───── PROVIDED MATERIAL

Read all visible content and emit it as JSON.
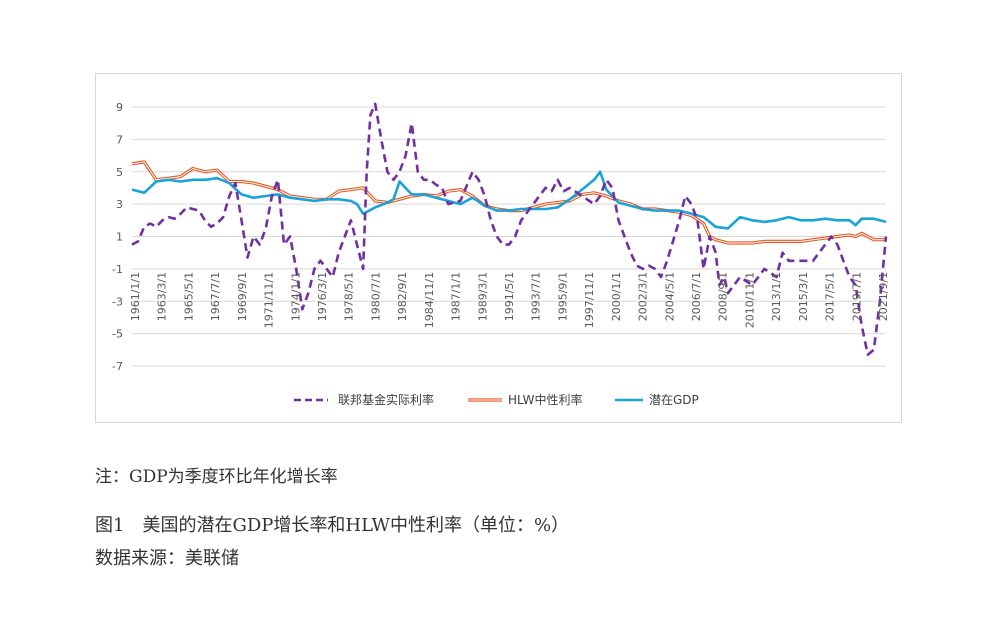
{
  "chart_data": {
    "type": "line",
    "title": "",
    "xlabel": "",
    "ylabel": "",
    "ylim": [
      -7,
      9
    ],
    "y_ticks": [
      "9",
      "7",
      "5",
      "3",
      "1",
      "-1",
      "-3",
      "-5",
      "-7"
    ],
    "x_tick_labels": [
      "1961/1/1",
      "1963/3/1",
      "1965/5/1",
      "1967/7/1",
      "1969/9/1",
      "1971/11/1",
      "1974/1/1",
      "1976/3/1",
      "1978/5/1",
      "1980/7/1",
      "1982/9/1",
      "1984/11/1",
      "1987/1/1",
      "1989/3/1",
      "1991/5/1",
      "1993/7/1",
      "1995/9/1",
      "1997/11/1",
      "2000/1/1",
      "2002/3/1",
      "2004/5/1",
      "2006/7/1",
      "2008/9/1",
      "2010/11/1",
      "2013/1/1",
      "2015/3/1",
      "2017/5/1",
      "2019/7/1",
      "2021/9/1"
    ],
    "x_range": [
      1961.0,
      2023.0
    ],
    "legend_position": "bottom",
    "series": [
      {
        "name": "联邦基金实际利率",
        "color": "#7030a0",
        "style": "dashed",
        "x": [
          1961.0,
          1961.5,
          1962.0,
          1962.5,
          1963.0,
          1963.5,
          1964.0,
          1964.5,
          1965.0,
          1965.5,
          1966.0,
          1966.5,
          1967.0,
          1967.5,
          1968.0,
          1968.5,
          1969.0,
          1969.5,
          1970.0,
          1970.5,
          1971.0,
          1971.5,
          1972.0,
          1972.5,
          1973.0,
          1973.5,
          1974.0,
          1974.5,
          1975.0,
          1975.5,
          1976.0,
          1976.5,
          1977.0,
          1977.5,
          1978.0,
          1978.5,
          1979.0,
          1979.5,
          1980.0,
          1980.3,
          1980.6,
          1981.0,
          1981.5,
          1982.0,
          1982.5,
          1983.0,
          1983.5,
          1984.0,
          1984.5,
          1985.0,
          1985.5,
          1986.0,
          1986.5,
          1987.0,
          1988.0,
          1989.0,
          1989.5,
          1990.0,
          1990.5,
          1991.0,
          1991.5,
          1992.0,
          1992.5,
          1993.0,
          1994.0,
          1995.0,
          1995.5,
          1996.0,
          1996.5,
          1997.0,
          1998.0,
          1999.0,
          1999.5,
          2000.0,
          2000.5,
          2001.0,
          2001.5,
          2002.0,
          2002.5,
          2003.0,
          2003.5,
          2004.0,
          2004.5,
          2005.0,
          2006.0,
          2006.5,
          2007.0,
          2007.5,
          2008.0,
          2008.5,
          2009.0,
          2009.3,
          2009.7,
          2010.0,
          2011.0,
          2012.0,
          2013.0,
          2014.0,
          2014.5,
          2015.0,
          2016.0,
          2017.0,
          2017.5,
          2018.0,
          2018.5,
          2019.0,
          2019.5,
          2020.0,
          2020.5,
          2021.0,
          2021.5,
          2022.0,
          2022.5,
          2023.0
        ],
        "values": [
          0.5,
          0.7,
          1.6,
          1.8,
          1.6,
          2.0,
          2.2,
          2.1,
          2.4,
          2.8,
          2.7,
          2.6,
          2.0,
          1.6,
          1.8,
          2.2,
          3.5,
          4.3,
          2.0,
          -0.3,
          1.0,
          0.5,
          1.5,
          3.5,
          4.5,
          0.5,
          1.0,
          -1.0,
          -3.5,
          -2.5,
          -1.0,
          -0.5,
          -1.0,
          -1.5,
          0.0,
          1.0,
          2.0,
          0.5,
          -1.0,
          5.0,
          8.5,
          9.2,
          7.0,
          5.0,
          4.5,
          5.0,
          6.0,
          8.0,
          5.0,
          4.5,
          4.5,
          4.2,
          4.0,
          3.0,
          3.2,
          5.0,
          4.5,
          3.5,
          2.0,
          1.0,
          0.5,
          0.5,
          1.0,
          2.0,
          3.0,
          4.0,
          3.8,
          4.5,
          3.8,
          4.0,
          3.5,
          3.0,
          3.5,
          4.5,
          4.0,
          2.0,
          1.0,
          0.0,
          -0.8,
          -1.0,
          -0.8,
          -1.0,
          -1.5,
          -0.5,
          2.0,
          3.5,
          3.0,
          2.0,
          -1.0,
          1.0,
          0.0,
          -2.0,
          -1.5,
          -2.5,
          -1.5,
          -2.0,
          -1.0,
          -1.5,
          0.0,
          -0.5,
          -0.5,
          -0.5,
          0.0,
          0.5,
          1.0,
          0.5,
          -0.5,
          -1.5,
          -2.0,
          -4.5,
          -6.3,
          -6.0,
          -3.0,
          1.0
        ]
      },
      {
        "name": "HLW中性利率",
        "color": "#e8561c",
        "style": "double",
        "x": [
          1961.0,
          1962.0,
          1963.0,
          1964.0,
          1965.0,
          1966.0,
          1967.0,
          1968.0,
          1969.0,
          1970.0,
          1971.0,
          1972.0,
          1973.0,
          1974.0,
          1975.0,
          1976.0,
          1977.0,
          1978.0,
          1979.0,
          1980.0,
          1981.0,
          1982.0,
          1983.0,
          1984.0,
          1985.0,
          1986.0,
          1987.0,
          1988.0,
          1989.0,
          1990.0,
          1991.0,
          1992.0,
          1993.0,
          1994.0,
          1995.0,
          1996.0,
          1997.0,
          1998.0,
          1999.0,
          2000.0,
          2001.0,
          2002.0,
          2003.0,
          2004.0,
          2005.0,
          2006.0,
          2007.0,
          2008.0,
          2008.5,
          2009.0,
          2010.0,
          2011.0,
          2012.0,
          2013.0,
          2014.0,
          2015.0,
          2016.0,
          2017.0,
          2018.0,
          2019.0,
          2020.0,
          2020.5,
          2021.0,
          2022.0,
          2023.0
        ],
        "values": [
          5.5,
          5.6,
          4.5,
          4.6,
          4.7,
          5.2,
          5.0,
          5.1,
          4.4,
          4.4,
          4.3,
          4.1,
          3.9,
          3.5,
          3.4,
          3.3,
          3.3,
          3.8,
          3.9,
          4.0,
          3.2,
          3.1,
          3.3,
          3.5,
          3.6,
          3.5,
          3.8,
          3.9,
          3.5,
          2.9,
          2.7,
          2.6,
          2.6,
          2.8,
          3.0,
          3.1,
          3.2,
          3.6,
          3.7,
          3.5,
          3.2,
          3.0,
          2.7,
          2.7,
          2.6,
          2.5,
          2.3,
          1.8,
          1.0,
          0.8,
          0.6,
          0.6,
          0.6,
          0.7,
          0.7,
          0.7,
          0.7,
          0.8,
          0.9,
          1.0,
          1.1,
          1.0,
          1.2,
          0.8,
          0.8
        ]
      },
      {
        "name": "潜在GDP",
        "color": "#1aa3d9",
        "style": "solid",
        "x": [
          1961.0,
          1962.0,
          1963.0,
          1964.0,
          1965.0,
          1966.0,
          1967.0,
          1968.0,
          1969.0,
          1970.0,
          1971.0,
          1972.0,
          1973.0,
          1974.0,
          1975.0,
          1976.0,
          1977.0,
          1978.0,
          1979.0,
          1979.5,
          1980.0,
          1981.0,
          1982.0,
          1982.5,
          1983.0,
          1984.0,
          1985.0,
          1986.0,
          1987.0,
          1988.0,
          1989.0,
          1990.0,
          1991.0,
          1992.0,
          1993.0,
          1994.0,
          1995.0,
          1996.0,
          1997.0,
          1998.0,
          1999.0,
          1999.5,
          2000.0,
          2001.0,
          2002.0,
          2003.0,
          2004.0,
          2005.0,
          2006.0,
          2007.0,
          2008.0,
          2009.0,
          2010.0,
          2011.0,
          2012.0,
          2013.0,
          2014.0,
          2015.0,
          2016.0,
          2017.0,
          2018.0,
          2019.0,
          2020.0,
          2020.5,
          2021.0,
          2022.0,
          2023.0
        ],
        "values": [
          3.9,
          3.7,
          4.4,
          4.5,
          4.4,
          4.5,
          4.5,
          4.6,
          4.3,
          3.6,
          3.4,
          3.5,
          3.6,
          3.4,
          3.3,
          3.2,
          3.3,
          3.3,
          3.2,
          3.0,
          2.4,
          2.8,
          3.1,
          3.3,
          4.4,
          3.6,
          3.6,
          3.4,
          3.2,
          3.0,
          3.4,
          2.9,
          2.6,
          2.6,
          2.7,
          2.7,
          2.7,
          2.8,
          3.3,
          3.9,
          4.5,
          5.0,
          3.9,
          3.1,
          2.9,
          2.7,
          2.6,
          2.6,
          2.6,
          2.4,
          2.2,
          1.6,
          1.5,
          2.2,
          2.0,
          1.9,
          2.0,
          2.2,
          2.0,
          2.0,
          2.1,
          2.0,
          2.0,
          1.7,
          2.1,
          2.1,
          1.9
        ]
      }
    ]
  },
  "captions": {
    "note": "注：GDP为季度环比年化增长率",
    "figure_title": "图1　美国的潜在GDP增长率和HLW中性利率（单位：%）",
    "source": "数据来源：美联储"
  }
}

──────────

WRITTEN EXERCISE:
Report every line in the data above in which the word "style" appears.

REPLY:
        "style": "dashed",
        "style": "double",
        "style": "solid",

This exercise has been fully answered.